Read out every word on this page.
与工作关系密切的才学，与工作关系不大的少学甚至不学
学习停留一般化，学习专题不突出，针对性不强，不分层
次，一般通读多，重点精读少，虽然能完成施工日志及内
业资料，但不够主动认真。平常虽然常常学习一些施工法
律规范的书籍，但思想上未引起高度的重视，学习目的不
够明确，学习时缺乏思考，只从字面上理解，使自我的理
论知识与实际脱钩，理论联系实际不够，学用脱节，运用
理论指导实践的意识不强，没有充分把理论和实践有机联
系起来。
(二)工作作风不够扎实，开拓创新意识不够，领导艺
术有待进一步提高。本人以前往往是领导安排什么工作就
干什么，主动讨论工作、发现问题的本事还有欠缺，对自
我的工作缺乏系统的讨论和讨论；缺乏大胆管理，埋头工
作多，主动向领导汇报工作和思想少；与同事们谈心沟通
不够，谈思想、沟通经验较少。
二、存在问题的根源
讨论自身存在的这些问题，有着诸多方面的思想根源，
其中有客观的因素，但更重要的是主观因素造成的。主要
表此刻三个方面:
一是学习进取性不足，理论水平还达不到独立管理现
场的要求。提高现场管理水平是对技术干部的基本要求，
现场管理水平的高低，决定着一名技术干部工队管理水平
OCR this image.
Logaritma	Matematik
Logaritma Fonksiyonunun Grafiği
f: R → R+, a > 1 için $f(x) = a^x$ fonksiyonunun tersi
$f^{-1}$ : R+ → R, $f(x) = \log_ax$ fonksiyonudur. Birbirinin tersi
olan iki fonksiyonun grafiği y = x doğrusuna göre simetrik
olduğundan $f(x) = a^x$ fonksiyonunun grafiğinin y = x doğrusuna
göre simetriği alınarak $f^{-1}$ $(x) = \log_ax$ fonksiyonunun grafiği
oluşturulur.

○ ○ ○

| Instructions to follow |
Every line of the material must be returned exactly as it appears.

| Correct response |
Read out every word on this page.
与工作关系密切的才学，与工作关系不大的少学甚至不学
学习停留一般化，学习专题不突出，针对性不强，不分层
次，一般通读多，重点精读少，虽然能完成施工日志及内
业资料，但不够主动认真。平常虽然常常学习一些施工法
律规范的书籍，但思想上未引起高度的重视，学习目的不
够明确，学习时缺乏思考，只从字面上理解，使自我的理
论知识与实际脱钩，理论联系实际不够，学用脱节，运用
理论指导实践的意识不强，没有充分把理论和实践有机联
系起来。
(二)工作作风不够扎实，开拓创新意识不够，领导艺
术有待进一步提高。本人以前往往是领导安排什么工作就
干什么，主动讨论工作、发现问题的本事还有欠缺，对自
我的工作缺乏系统的讨论和讨论；缺乏大胆管理，埋头工
作多，主动向领导汇报工作和思想少；与同事们谈心沟通
不够，谈思想、沟通经验较少。
二、存在问题的根源
讨论自身存在的这些问题，有着诸多方面的思想根源，
其中有客观的因素，但更重要的是主观因素造成的。主要
表此刻三个方面:
一是学习进取性不足，理论水平还达不到独立管理现
场的要求。提高现场管理水平是对技术干部的基本要求，
现场管理水平的高低，决定着一名技术干部工队管理水平
OCR this image.
Logaritma	Matematik
Logaritma Fonksiyonunun Grafiği
f: R → R+, a > 1 için $f(x) = a^x$ fonksiyonunun tersi
$f^{-1}$ : R+ → R, $f(x) = \log_ax$ fonksiyonudur. Birbirinin tersi
olan iki fonksiyonun grafiği y = x doğrusuna göre simetrik
olduğundan $f(x) = a^x$ fonksiyonunun grafiğinin y = x doğrusuna
göre simetriği alınarak $f^{-1}$ $(x) = \log_ax$ fonksiyonunun grafiği
oluşturulur.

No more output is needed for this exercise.